Do this »
Repeat the records below exactly, leaving out any pictures.

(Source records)
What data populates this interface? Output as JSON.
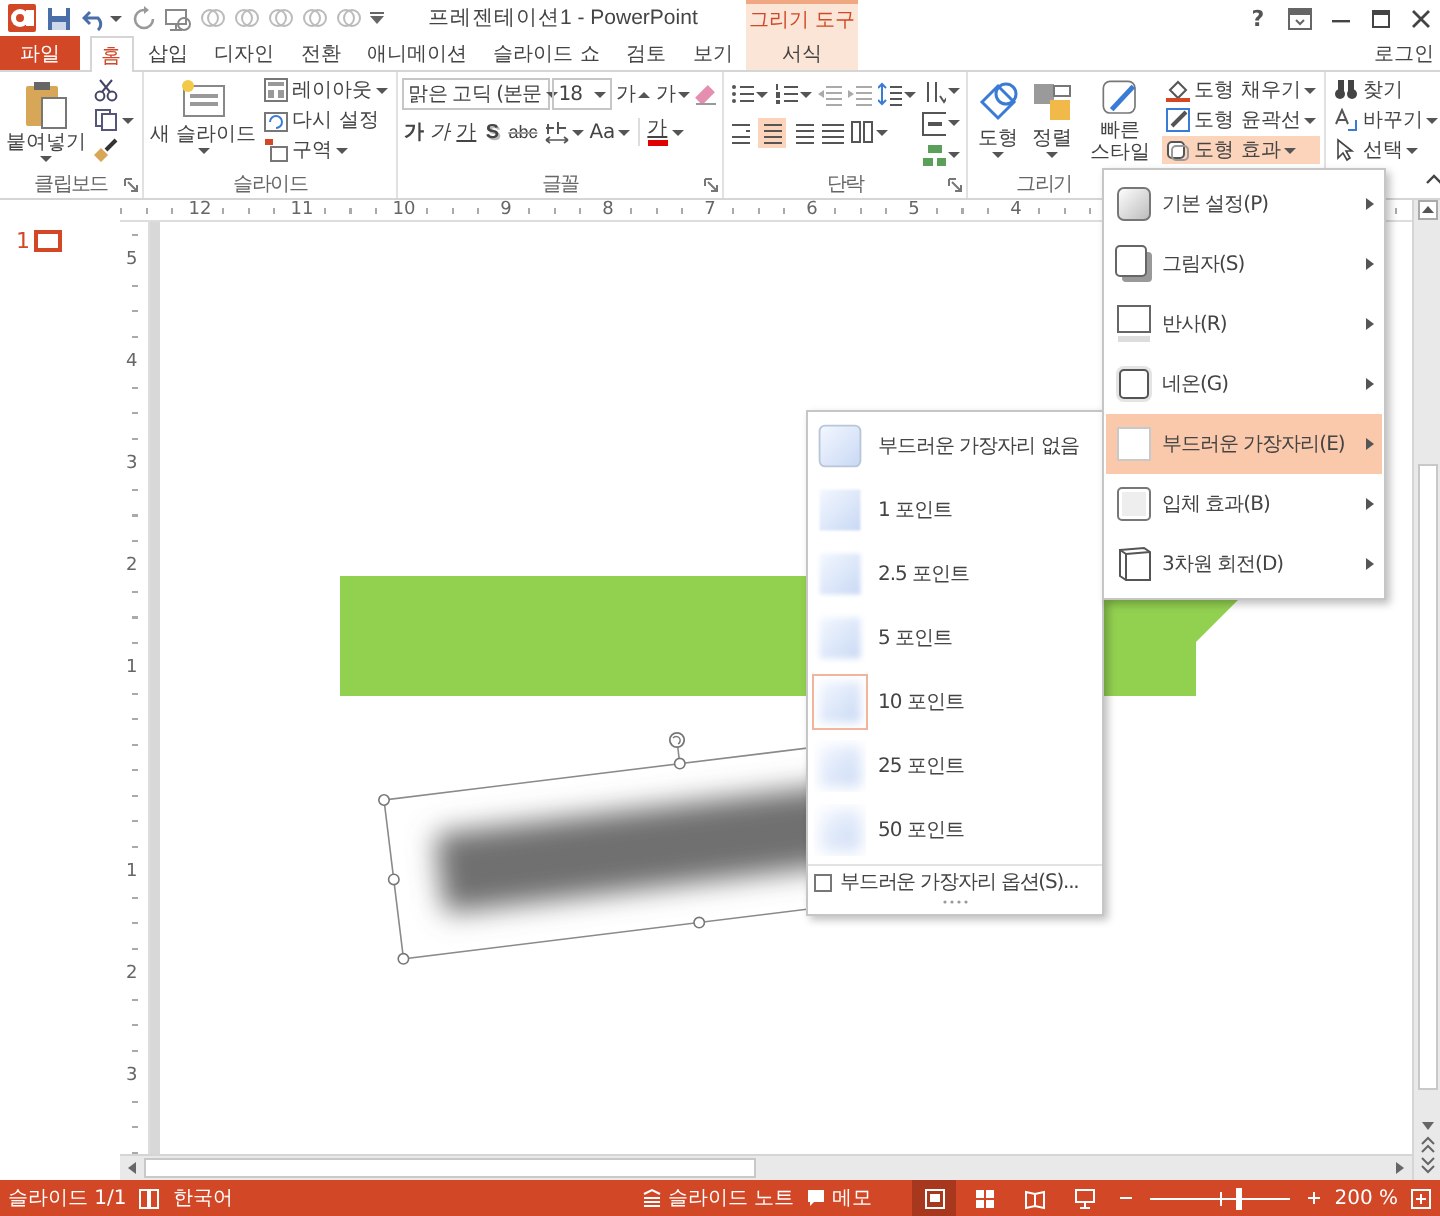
{
  "title_bar": {
    "title": "프레젠테이션1 - PowerPoint",
    "context_label": "그리기 도구",
    "help": "?"
  },
  "tabs": [
    {
      "label": "파일",
      "kind": "file"
    },
    {
      "label": "홈",
      "kind": "tab",
      "selected": true
    },
    {
      "label": "삽입",
      "kind": "tab",
      "selected": false
    },
    {
      "label": "디자인",
      "kind": "tab",
      "selected": false
    },
    {
      "label": "전환",
      "kind": "tab",
      "selected": false
    },
    {
      "label": "애니메이션",
      "kind": "tab",
      "selected": false
    },
    {
      "label": "슬라이드 쇼",
      "kind": "tab",
      "selected": false
    },
    {
      "label": "검토",
      "kind": "tab",
      "selected": false
    },
    {
      "label": "보기",
      "kind": "tab",
      "selected": false
    },
    {
      "label": "서식",
      "kind": "context",
      "selected": false
    }
  ],
  "account": "로그인",
  "ribbon": {
    "clipboard": {
      "paste": "붙여넣기",
      "label": "클립보드"
    },
    "slides": {
      "new_slide": "새 슬라이드",
      "layout": "레이아웃",
      "reset": "다시 설정",
      "section": "구역",
      "label": "슬라이드"
    },
    "font": {
      "name": "맑은 고딕 (본문",
      "size": "18",
      "grow": "가",
      "shrink": "가",
      "bold": "가",
      "italic": "가",
      "underline": "가",
      "shadow": "S",
      "strike": "abc",
      "case": "Aa",
      "font_color": "가",
      "label": "글꼴"
    },
    "paragraph": {
      "align": [
        {
          "selected": false
        },
        {
          "selected": true
        },
        {
          "selected": false
        },
        {
          "selected": false
        },
        {
          "selected": false
        }
      ],
      "label": "단락"
    },
    "drawing": {
      "shapes": "도형",
      "arrange": "정렬",
      "quick_styles": "빠른 스타일",
      "fill": "도형 채우기",
      "outline": "도형 윤곽선",
      "effects": "도형 효과",
      "effects_open": true,
      "label": "그리기"
    },
    "editing": {
      "find": "찾기",
      "replace": "바꾸기",
      "select": "선택"
    }
  },
  "ruler": {
    "horizontal": [
      "12",
      "11",
      "10",
      "9",
      "8",
      "7",
      "6",
      "5",
      "4"
    ],
    "vertical_above": [
      "5",
      "4",
      "3",
      "2",
      "1"
    ],
    "vertical_below": [
      "1",
      "2",
      "3"
    ]
  },
  "thumbnails": [
    {
      "number": "1",
      "selected": true
    }
  ],
  "slide": {
    "shapes": [
      {
        "kind": "banner"
      },
      {
        "kind": "blurred",
        "selected": true
      }
    ]
  },
  "effects_menu": {
    "items": [
      {
        "label": "기본 설정(P)",
        "selected": false
      },
      {
        "label": "그림자(S)",
        "selected": false
      },
      {
        "label": "반사(R)",
        "selected": false
      },
      {
        "label": "네온(G)",
        "selected": false
      },
      {
        "label": "부드러운 가장자리(E)",
        "selected": true
      },
      {
        "label": "입체 효과(B)",
        "selected": false
      },
      {
        "label": "3차원 회전(D)",
        "selected": false
      }
    ]
  },
  "soft_edges_menu": {
    "items": [
      {
        "label": "부드러운 가장자리 없음",
        "selected": false
      },
      {
        "label": "1 포인트",
        "selected": false
      },
      {
        "label": "2.5 포인트",
        "selected": false
      },
      {
        "label": "5 포인트",
        "selected": false
      },
      {
        "label": "10 포인트",
        "selected": true
      },
      {
        "label": "25 포인트",
        "selected": false
      },
      {
        "label": "50 포인트",
        "selected": false
      }
    ],
    "footer": "부드러운 가장자리 옵션(S)..."
  },
  "status_bar": {
    "slide": "슬라이드 1/1",
    "language": "한국어",
    "notes": "슬라이드 노트",
    "comments": "메모",
    "views": [
      {
        "selected": true
      },
      {
        "selected": false
      },
      {
        "selected": false
      },
      {
        "selected": false
      }
    ],
    "zoom": {
      "level": 0.62
    },
    "zoom_label": "200 %"
  }
}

Answer to this task »
What data populates this interface? Output as JSON.
{
  "title_bar": {
    "title": "프레젠테이션1 - PowerPoint",
    "context_label": "그리기 도구",
    "help": "?"
  },
  "tabs": [
    {
      "label": "파일",
      "kind": "file"
    },
    {
      "label": "홈",
      "kind": "tab",
      "selected": true
    },
    {
      "label": "삽입",
      "kind": "tab",
      "selected": false
    },
    {
      "label": "디자인",
      "kind": "tab",
      "selected": false
    },
    {
      "label": "전환",
      "kind": "tab",
      "selected": false
    },
    {
      "label": "애니메이션",
      "kind": "tab",
      "selected": false
    },
    {
      "label": "슬라이드 쇼",
      "kind": "tab",
      "selected": false
    },
    {
      "label": "검토",
      "kind": "tab",
      "selected": false
    },
    {
      "label": "보기",
      "kind": "tab",
      "selected": false
    },
    {
      "label": "서식",
      "kind": "context",
      "selected": false
    }
  ],
  "account": "로그인",
  "ribbon": {
    "clipboard": {
      "paste": "붙여넣기",
      "label": "클립보드"
    },
    "slides": {
      "new_slide": "새 슬라이드",
      "layout": "레이아웃",
      "reset": "다시 설정",
      "section": "구역",
      "label": "슬라이드"
    },
    "font": {
      "name": "맑은 고딕 (본문",
      "size": "18",
      "grow": "가",
      "shrink": "가",
      "bold": "가",
      "italic": "가",
      "underline": "가",
      "shadow": "S",
      "strike": "abc",
      "case": "Aa",
      "font_color": "가",
      "label": "글꼴"
    },
    "paragraph": {
      "align": [
        {
          "selected": false
        },
        {
          "selected": true
        },
        {
          "selected": false
        },
        {
          "selected": false
        },
        {
          "selected": false
        }
      ],
      "label": "단락"
    },
    "drawing": {
      "shapes": "도형",
      "arrange": "정렬",
      "quick_styles": "빠른 스타일",
      "fill": "도형 채우기",
      "outline": "도형 윤곽선",
      "effects": "도형 효과",
      "effects_open": true,
      "label": "그리기"
    },
    "editing": {
      "find": "찾기",
      "replace": "바꾸기",
      "select": "선택"
    }
  },
  "ruler": {
    "horizontal": [
      "12",
      "11",
      "10",
      "9",
      "8",
      "7",
      "6",
      "5",
      "4"
    ],
    "vertical_above": [
      "5",
      "4",
      "3",
      "2",
      "1"
    ],
    "vertical_below": [
      "1",
      "2",
      "3"
    ]
  },
  "thumbnails": [
    {
      "number": "1",
      "selected": true
    }
  ],
  "slide": {
    "shapes": [
      {
        "kind": "banner"
      },
      {
        "kind": "blurred",
        "selected": true
      }
    ]
  },
  "effects_menu": {
    "items": [
      {
        "label": "기본 설정(P)",
        "selected": false
      },
      {
        "label": "그림자(S)",
        "selected": false
      },
      {
        "label": "반사(R)",
        "selected": false
      },
      {
        "label": "네온(G)",
        "selected": false
      },
      {
        "label": "부드러운 가장자리(E)",
        "selected": true
      },
      {
        "label": "입체 효과(B)",
        "selected": false
      },
      {
        "label": "3차원 회전(D)",
        "selected": false
      }
    ]
  },
  "soft_edges_menu": {
    "items": [
      {
        "label": "부드러운 가장자리 없음",
        "selected": false
      },
      {
        "label": "1 포인트",
        "selected": false
      },
      {
        "label": "2.5 포인트",
        "selected": false
      },
      {
        "label": "5 포인트",
        "selected": false
      },
      {
        "label": "10 포인트",
        "selected": true
      },
      {
        "label": "25 포인트",
        "selected": false
      },
      {
        "label": "50 포인트",
        "selected": false
      }
    ],
    "footer": "부드러운 가장자리 옵션(S)..."
  },
  "status_bar": {
    "slide": "슬라이드 1/1",
    "language": "한국어",
    "notes": "슬라이드 노트",
    "comments": "메모",
    "views": [
      {
        "selected": true
      },
      {
        "selected": false
      },
      {
        "selected": false
      },
      {
        "selected": false
      }
    ],
    "zoom": {
      "level": 0.62
    },
    "zoom_label": "200 %"
  }
}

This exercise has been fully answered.